### What is needed
What is the number of lines in the entries that include the word "right"? Respond with the number only.

(Rows from a dataset)

--- START ---

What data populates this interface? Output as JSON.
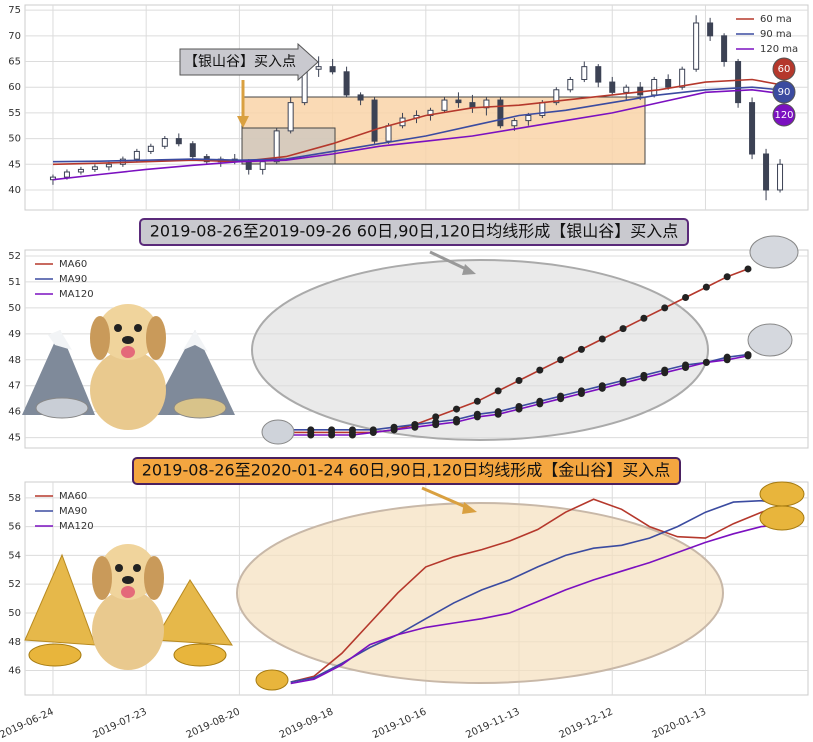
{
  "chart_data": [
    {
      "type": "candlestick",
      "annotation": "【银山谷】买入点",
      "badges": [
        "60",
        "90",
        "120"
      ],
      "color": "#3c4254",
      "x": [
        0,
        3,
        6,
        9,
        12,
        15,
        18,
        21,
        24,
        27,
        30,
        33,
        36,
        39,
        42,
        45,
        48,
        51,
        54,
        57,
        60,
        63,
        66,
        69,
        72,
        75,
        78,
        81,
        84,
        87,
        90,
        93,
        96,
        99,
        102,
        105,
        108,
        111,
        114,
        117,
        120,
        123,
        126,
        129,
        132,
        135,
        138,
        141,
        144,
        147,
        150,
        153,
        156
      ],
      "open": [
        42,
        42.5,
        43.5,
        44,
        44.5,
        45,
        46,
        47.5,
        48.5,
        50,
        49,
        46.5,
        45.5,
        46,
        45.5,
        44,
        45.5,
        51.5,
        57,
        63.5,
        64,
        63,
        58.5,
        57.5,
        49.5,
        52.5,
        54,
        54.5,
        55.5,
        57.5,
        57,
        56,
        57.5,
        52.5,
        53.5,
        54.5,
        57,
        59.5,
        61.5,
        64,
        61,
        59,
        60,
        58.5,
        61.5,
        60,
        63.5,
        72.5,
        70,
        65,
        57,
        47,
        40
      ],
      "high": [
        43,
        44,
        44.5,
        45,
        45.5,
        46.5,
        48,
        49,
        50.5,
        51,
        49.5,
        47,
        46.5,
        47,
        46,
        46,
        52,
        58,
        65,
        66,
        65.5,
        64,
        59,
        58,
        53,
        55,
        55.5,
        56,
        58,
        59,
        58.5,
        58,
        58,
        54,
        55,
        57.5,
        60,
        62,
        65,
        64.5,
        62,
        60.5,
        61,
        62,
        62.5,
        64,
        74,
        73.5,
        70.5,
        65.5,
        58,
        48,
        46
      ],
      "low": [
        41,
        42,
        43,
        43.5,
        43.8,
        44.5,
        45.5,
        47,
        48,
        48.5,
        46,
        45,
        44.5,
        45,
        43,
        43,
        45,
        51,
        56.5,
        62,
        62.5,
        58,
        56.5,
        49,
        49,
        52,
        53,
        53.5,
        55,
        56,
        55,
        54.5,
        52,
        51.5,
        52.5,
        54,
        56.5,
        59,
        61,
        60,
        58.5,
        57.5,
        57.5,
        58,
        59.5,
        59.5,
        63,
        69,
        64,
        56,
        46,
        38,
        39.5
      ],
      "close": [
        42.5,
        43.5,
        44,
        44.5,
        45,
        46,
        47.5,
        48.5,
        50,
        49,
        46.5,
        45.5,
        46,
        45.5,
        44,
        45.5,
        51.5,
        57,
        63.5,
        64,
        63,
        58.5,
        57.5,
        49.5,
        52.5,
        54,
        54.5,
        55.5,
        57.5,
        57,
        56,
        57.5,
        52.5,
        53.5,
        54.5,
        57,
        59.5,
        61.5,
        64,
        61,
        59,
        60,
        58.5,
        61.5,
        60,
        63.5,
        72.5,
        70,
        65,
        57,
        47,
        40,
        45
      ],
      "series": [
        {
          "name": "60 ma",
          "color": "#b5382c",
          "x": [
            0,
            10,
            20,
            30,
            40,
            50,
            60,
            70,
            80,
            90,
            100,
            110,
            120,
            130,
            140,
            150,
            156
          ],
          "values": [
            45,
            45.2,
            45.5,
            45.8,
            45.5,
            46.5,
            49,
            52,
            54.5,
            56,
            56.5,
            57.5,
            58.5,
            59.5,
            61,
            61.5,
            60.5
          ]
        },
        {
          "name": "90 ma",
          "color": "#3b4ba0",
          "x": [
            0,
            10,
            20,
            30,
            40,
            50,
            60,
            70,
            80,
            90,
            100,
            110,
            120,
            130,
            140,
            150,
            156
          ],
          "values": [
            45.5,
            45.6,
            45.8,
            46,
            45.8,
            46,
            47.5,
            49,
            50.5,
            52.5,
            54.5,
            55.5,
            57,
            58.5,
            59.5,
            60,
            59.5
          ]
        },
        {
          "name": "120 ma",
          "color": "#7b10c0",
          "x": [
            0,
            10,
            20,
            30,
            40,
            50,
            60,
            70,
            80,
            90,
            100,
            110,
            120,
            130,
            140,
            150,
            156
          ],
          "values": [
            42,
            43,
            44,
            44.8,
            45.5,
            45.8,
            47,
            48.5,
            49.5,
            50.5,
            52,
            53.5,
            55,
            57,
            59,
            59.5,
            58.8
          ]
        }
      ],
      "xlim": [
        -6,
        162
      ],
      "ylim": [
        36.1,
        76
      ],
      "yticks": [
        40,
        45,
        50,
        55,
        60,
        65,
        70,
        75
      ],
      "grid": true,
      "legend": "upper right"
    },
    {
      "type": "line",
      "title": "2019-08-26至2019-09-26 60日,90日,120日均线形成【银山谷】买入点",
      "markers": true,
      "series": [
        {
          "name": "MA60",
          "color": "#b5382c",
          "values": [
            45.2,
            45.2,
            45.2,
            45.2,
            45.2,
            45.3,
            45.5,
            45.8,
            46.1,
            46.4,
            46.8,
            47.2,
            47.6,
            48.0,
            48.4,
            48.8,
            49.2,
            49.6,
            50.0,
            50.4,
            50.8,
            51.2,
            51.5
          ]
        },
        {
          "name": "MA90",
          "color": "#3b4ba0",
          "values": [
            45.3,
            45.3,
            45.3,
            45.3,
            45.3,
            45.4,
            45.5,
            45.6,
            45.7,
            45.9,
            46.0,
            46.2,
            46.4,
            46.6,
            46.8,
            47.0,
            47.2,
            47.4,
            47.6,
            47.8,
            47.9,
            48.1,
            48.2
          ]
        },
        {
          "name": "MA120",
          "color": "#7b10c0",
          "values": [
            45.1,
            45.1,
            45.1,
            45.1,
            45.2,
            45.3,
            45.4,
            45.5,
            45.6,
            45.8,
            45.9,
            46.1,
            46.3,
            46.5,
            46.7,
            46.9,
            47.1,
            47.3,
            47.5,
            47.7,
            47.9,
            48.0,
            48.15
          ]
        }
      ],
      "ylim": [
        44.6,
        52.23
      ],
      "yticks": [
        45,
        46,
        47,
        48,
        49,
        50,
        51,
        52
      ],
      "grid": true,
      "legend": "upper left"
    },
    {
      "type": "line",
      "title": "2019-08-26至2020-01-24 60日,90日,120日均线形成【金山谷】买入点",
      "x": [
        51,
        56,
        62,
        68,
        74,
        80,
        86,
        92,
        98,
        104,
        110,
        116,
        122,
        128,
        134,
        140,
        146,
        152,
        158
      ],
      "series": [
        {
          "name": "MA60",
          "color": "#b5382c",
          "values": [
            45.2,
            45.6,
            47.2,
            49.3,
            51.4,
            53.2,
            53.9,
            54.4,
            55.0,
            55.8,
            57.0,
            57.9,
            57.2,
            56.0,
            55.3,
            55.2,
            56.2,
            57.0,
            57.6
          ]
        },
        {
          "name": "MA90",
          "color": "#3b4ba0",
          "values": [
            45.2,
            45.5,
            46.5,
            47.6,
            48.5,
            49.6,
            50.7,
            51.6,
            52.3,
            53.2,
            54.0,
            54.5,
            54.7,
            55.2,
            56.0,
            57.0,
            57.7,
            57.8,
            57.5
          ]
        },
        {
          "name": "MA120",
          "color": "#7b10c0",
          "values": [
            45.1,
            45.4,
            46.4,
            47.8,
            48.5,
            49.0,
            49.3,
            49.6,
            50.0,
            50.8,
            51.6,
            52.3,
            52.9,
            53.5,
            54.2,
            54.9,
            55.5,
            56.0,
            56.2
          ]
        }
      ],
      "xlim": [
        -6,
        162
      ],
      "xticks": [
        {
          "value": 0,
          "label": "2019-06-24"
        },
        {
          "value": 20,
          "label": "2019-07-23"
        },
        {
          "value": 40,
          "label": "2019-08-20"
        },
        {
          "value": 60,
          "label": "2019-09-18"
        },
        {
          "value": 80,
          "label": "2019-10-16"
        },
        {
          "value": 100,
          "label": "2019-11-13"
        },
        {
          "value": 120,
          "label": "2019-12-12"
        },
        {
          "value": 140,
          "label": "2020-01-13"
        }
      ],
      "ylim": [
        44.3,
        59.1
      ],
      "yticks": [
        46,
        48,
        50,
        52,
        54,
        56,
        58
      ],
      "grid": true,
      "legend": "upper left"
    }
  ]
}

--- END ---
--- START ---

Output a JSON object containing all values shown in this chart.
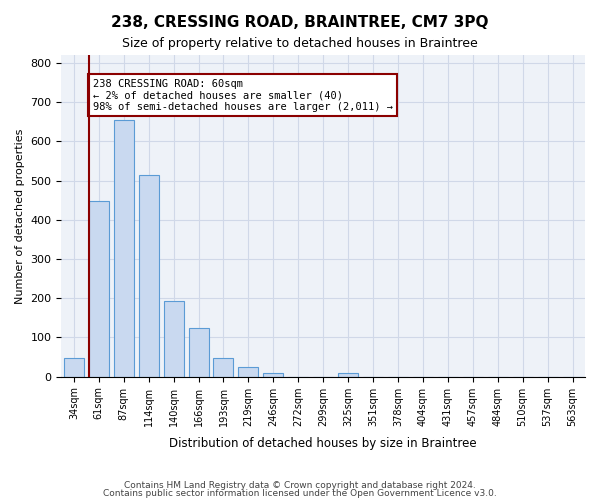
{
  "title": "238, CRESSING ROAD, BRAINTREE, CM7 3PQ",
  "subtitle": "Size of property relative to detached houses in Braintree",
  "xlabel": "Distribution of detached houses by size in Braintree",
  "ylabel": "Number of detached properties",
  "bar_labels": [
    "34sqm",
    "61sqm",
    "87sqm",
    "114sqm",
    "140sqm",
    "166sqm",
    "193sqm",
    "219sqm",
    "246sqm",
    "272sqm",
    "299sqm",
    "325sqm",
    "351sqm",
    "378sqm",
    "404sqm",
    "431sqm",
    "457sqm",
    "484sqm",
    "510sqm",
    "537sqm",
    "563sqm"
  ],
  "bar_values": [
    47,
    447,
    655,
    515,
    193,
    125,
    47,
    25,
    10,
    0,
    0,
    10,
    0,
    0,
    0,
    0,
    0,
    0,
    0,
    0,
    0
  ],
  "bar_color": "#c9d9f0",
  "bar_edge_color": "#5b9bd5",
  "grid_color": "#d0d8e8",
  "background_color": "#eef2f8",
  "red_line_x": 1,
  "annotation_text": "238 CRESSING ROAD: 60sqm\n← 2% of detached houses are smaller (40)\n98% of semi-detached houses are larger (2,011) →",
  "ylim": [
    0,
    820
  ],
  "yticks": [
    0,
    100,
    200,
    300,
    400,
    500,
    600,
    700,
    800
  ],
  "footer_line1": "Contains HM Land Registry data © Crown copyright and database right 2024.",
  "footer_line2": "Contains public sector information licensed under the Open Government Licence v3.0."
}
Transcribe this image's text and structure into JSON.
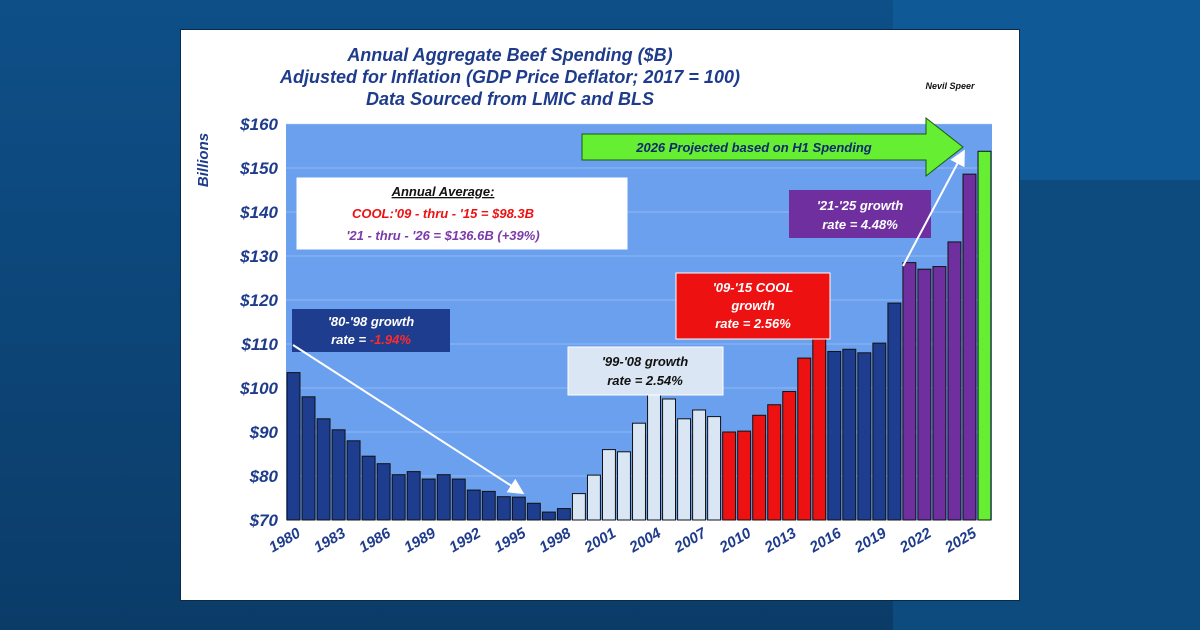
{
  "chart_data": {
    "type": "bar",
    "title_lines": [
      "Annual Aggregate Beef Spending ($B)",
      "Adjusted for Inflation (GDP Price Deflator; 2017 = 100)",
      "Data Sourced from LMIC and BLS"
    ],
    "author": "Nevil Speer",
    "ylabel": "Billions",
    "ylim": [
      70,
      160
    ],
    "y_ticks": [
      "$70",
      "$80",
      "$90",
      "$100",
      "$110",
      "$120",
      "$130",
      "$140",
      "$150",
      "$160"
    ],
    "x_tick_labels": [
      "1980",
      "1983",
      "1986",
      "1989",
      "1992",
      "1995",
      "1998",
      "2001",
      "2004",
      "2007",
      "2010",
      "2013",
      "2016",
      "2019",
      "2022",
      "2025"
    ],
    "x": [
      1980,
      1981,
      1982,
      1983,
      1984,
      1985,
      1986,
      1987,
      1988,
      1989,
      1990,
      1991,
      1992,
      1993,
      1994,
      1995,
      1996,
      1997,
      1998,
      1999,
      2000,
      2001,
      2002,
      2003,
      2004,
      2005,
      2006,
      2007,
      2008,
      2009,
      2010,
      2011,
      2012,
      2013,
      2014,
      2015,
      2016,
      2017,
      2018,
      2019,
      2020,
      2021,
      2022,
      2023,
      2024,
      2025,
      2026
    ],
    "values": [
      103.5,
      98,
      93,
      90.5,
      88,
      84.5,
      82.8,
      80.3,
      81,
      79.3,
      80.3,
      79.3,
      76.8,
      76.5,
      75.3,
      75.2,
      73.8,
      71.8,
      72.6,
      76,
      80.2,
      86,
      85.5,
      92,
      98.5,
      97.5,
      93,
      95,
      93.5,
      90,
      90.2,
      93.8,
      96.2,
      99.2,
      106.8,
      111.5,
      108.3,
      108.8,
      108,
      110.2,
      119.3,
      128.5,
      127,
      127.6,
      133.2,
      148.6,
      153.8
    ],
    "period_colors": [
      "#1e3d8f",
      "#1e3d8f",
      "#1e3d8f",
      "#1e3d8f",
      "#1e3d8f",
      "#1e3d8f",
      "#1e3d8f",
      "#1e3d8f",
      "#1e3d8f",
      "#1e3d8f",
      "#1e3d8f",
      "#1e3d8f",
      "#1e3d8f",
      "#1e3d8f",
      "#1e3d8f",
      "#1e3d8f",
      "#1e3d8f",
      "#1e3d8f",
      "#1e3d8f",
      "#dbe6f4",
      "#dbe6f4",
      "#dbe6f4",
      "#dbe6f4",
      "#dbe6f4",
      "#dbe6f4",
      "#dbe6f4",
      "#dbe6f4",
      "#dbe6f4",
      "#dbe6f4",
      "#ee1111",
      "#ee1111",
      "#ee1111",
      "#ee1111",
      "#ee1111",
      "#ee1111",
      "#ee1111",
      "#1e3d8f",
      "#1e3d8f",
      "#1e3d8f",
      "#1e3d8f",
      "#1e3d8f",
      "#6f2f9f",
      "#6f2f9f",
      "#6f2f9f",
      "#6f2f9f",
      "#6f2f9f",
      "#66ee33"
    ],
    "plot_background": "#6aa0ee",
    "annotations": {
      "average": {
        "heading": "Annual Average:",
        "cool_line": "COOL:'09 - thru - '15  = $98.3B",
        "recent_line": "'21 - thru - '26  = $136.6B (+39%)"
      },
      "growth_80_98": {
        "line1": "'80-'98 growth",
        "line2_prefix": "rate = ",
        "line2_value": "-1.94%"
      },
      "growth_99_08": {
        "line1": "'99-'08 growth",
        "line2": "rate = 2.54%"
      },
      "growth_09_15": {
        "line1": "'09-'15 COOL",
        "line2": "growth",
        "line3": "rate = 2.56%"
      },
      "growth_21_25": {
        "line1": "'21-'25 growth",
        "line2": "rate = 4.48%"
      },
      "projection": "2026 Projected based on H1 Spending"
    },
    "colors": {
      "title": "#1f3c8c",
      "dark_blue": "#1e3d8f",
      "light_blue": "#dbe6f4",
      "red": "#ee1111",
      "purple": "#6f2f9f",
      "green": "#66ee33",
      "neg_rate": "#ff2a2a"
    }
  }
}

--- END ---

### Expected output
2